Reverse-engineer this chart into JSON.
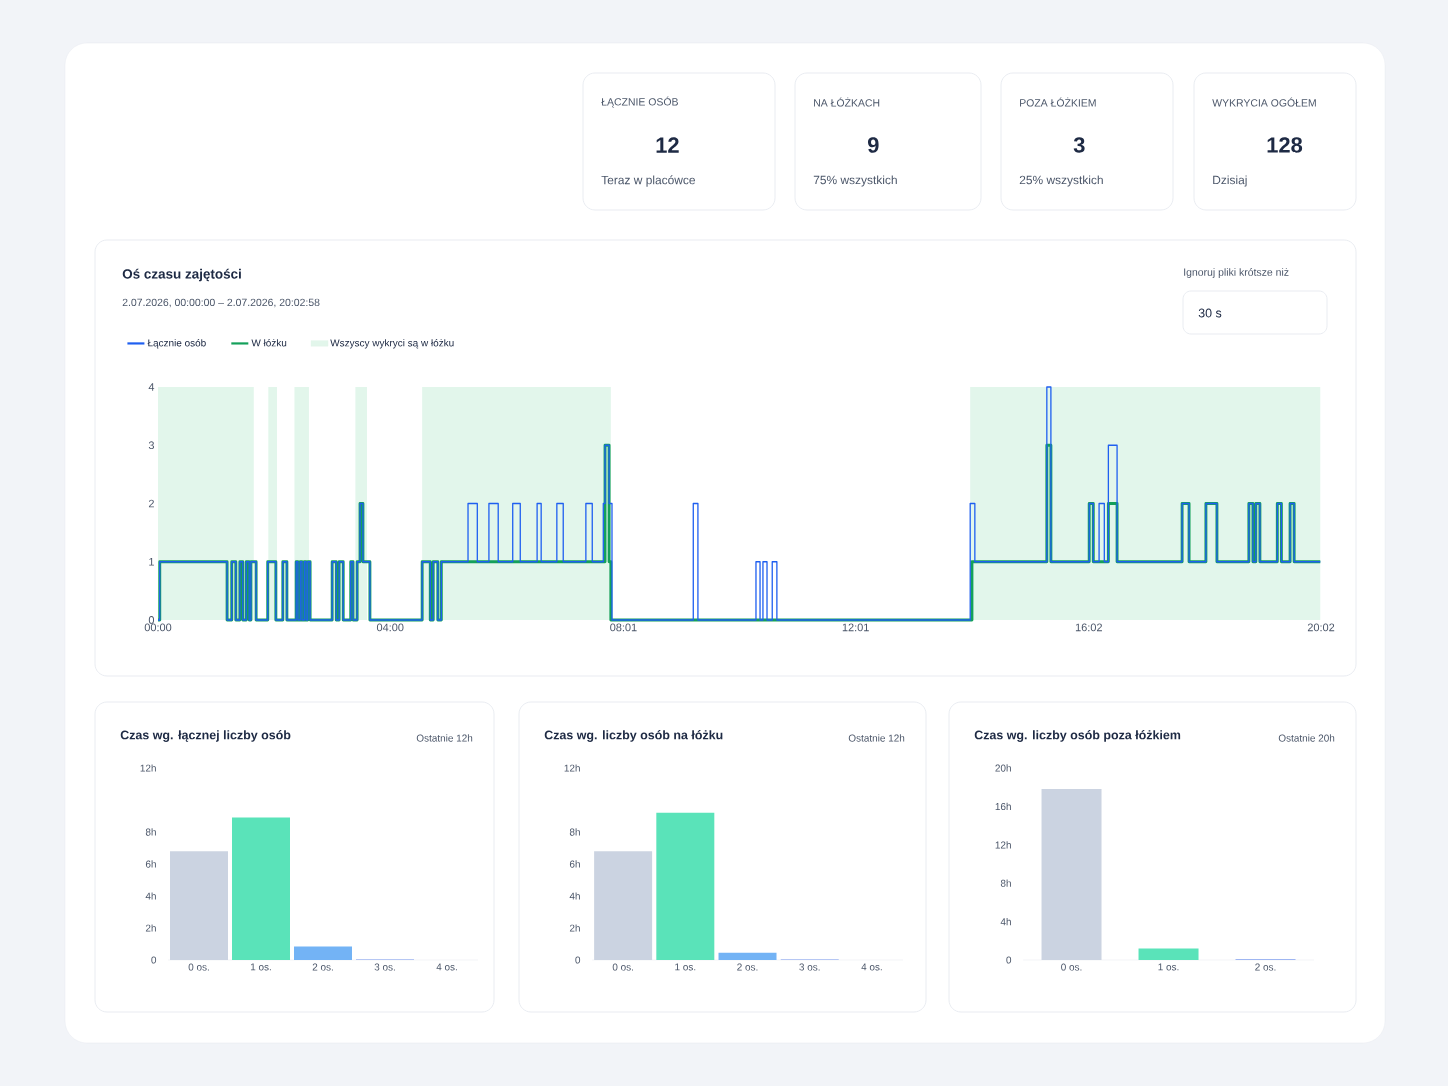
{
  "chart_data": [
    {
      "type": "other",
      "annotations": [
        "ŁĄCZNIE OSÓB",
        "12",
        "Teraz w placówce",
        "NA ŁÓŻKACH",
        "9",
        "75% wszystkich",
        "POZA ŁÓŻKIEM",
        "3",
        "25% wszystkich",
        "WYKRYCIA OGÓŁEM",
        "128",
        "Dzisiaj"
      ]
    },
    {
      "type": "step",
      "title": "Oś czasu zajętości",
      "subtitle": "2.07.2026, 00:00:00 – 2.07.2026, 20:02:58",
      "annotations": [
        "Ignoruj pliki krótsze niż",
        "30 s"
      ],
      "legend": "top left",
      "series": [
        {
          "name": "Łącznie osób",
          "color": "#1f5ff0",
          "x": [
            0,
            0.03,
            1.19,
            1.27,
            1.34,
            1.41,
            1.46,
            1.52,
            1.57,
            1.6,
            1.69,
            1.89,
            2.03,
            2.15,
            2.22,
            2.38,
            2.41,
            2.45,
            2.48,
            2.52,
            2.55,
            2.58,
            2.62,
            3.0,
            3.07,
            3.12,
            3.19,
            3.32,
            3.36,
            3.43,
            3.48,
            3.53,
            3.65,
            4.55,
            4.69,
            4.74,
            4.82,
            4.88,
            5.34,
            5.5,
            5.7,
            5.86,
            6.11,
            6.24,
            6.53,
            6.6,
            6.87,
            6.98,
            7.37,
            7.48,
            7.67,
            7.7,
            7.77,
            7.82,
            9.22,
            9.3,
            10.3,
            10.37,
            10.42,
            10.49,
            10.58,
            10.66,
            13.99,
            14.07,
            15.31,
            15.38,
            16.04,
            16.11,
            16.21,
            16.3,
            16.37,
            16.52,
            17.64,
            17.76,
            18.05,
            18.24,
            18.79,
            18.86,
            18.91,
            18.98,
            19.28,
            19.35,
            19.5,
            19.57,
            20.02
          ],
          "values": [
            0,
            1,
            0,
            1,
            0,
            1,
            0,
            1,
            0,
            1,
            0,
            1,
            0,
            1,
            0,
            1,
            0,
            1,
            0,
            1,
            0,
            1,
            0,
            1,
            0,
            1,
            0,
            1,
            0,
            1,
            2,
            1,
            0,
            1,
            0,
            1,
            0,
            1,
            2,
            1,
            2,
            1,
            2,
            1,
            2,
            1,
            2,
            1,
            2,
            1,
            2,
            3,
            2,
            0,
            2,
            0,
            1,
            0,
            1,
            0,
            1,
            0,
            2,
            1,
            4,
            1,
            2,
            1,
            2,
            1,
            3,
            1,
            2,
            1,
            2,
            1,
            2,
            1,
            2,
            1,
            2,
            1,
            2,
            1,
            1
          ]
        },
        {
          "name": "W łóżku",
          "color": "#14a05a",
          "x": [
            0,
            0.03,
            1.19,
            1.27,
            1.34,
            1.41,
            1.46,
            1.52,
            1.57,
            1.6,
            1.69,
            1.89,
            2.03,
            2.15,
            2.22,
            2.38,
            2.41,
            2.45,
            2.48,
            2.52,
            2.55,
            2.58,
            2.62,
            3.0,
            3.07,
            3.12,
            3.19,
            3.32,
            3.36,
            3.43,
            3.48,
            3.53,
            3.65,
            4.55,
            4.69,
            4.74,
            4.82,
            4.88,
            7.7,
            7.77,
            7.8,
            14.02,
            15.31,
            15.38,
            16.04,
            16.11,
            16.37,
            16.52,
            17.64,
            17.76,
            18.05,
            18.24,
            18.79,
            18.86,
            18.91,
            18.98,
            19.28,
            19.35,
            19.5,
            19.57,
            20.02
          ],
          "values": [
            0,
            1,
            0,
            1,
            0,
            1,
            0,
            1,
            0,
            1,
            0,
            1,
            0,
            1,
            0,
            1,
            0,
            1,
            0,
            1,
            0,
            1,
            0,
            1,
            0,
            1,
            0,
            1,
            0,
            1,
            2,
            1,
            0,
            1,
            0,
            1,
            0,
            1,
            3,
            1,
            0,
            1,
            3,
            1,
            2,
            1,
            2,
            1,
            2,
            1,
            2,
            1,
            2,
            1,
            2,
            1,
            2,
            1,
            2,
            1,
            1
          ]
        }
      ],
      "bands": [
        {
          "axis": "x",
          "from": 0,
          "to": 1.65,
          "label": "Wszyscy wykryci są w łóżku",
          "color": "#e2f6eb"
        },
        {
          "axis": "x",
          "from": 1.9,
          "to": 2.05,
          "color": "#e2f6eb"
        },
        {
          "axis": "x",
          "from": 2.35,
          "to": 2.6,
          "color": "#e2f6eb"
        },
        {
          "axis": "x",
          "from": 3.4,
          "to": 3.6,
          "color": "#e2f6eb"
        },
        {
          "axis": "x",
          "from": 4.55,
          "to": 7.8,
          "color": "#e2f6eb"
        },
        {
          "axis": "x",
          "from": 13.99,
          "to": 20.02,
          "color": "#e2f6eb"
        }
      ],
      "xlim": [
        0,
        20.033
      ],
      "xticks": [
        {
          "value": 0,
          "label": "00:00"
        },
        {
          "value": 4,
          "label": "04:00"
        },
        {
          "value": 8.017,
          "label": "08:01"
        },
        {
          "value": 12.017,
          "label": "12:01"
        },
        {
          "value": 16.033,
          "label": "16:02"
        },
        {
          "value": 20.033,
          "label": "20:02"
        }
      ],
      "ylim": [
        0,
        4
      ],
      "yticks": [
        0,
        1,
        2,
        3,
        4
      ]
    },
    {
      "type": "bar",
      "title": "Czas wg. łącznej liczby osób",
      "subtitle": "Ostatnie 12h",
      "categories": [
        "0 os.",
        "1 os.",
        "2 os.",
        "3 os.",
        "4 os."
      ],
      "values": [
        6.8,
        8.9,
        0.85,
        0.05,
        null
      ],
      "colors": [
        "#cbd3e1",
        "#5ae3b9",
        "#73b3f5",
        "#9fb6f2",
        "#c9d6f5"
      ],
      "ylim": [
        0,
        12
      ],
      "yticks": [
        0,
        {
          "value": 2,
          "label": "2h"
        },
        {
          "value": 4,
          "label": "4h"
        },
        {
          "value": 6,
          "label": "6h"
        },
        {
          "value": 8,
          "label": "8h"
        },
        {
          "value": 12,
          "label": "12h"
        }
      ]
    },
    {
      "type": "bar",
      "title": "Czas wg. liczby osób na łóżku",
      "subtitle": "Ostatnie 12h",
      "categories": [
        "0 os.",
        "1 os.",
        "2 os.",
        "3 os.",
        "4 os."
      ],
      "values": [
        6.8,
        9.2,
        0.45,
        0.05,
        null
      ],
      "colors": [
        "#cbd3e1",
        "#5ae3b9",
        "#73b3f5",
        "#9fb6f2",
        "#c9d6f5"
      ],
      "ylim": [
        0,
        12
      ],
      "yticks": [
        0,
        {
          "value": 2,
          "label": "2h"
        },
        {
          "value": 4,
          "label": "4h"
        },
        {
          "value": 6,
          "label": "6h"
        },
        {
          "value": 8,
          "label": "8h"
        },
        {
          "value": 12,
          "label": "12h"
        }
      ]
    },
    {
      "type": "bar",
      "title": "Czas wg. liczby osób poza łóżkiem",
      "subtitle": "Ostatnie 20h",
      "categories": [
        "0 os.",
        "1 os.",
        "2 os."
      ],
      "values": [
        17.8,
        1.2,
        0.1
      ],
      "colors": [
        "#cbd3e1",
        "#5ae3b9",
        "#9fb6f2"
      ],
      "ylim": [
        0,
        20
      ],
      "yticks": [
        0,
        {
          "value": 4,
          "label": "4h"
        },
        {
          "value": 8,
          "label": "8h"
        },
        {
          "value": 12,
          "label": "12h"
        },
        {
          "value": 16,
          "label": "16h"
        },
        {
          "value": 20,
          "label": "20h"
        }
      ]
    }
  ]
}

● **TASK TO COMPLETE**
Check each line of the entries above, and show every one holding the word "łóżku".

● **REPLY**
          "name": "W łóżku",
          "label": "Wszyscy wykryci są w łóżku",
      "title": "Czas wg. liczby osób na łóżku",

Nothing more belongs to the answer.